* Task to carry out
Using the listing below, please gather every line containing the word "that".

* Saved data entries
+++++

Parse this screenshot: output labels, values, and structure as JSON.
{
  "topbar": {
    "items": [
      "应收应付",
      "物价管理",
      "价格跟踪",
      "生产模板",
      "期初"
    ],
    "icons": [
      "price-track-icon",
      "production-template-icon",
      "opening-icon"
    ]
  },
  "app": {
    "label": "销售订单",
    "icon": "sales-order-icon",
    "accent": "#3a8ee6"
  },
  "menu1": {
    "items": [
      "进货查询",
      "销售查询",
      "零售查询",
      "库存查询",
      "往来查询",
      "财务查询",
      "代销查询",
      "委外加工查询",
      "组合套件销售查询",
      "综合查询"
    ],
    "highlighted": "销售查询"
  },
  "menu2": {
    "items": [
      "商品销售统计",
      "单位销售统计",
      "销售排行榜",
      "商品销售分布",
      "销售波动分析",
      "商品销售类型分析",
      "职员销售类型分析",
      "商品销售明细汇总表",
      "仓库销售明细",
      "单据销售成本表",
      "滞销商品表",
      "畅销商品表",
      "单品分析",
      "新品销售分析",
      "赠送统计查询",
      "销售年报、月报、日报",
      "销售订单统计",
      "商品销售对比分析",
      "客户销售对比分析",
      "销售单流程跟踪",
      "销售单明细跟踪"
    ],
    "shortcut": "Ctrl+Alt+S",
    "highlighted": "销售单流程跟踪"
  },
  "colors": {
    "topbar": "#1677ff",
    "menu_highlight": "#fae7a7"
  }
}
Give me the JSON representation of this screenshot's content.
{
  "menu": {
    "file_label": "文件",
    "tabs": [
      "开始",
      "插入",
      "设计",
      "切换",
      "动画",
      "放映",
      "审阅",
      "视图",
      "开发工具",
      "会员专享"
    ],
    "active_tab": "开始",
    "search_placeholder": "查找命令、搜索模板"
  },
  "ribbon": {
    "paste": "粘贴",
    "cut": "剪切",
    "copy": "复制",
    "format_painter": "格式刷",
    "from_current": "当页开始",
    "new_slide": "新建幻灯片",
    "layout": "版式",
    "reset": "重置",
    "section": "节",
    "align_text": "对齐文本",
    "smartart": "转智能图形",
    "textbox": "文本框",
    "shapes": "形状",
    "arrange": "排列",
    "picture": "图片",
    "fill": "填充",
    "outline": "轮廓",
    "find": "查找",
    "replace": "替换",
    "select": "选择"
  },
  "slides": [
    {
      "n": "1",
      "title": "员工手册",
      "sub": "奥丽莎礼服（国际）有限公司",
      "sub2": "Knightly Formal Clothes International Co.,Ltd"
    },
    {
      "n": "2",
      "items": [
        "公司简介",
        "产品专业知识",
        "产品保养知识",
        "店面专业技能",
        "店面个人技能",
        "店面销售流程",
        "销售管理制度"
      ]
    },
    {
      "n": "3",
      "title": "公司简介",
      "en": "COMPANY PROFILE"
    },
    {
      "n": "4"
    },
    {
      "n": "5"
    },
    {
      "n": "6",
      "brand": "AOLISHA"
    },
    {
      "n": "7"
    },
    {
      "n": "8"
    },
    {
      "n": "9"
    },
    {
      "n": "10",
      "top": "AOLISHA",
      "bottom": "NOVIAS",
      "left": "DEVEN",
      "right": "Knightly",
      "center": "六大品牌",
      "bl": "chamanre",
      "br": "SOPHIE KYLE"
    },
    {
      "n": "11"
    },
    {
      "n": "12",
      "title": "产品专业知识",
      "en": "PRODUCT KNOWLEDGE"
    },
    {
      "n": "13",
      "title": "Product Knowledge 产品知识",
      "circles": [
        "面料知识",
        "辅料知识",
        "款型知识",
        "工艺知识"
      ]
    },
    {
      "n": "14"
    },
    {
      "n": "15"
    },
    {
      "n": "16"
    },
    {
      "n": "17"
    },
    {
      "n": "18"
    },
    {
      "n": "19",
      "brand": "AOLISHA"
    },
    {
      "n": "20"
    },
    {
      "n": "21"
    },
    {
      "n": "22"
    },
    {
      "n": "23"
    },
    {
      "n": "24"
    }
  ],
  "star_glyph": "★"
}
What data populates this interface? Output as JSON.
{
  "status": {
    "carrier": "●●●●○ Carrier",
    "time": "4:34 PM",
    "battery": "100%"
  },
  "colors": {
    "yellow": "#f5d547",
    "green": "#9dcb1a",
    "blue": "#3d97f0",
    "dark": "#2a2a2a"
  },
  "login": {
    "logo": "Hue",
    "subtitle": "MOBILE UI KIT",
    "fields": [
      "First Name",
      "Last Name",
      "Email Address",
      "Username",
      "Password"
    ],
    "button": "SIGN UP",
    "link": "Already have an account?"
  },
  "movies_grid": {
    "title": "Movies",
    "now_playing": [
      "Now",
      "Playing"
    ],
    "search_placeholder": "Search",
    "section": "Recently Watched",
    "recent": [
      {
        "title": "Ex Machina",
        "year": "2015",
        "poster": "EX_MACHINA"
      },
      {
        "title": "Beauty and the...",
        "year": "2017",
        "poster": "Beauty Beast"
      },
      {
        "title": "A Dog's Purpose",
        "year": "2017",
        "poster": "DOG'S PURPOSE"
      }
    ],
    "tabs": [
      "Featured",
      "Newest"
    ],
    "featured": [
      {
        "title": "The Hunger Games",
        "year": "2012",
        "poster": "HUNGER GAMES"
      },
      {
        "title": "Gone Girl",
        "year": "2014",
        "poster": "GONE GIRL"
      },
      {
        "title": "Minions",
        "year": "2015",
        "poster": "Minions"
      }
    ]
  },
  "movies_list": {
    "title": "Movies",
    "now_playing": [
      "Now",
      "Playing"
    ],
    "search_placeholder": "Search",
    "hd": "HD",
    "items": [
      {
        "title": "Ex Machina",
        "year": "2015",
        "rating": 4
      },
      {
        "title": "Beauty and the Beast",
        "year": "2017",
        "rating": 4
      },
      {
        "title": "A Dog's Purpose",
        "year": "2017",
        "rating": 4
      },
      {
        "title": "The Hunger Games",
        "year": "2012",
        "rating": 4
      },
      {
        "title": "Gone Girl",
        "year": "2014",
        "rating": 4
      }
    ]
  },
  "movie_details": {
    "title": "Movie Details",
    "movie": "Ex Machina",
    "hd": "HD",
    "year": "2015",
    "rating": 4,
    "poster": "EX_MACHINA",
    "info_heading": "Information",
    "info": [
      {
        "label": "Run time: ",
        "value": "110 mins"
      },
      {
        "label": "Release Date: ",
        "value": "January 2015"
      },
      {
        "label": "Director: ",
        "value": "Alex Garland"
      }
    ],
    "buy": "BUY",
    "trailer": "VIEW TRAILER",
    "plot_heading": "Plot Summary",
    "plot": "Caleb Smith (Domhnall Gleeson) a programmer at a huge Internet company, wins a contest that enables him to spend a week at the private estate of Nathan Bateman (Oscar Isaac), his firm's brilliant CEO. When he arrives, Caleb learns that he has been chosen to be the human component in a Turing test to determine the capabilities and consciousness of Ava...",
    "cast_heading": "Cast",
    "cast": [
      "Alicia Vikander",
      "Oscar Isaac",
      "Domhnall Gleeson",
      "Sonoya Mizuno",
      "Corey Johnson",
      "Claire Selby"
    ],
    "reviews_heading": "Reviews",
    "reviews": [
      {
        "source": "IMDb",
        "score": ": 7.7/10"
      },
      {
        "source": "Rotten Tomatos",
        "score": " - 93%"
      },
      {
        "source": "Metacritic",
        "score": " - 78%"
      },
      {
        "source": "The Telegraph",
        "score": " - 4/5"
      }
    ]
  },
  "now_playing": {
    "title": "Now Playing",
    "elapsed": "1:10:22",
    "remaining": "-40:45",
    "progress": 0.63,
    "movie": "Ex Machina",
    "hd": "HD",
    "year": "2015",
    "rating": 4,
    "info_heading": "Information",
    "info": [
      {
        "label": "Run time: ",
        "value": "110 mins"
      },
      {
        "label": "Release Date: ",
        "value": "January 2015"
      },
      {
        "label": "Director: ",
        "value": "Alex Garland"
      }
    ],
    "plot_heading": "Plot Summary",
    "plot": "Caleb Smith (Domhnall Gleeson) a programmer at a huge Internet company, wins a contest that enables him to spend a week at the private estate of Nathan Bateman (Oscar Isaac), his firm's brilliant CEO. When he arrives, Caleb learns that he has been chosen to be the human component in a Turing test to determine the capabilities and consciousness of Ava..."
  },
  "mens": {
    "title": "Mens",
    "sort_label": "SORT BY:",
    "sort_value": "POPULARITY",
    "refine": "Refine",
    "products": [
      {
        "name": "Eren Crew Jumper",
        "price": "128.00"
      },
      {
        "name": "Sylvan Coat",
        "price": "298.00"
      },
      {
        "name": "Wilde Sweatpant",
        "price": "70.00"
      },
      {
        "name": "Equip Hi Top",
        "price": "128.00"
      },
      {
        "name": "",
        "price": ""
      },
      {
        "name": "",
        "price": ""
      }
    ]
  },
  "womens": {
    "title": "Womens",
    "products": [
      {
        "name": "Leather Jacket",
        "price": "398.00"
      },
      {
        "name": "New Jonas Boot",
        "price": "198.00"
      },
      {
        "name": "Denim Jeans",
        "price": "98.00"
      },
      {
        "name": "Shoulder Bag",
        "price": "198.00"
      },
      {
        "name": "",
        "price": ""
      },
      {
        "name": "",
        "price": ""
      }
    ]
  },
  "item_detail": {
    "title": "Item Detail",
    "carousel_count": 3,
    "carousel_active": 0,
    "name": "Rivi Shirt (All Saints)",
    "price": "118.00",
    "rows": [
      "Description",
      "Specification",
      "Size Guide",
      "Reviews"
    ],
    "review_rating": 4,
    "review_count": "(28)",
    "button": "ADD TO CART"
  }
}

+++++

* Exercise output
    "plot": "Caleb Smith (Domhnall Gleeson) a programmer at a huge Internet company, wins a contest that enables him to spend a week at the private estate of Nathan Bateman (Oscar Isaac), his firm's brilliant CEO. When he arrives, Caleb learns that he has been chosen to be the human component in a Turing test to determine the capabilities and consciousness of Ava...",
    "plot": "Caleb Smith (Domhnall Gleeson) a programmer at a huge Internet company, wins a contest that enables him to spend a week at the private estate of Nathan Bateman (Oscar Isaac), his firm's brilliant CEO. When he arrives, Caleb learns that he has been chosen to be the human component in a Turing test to determine the capabilities and consciousness of Ava..."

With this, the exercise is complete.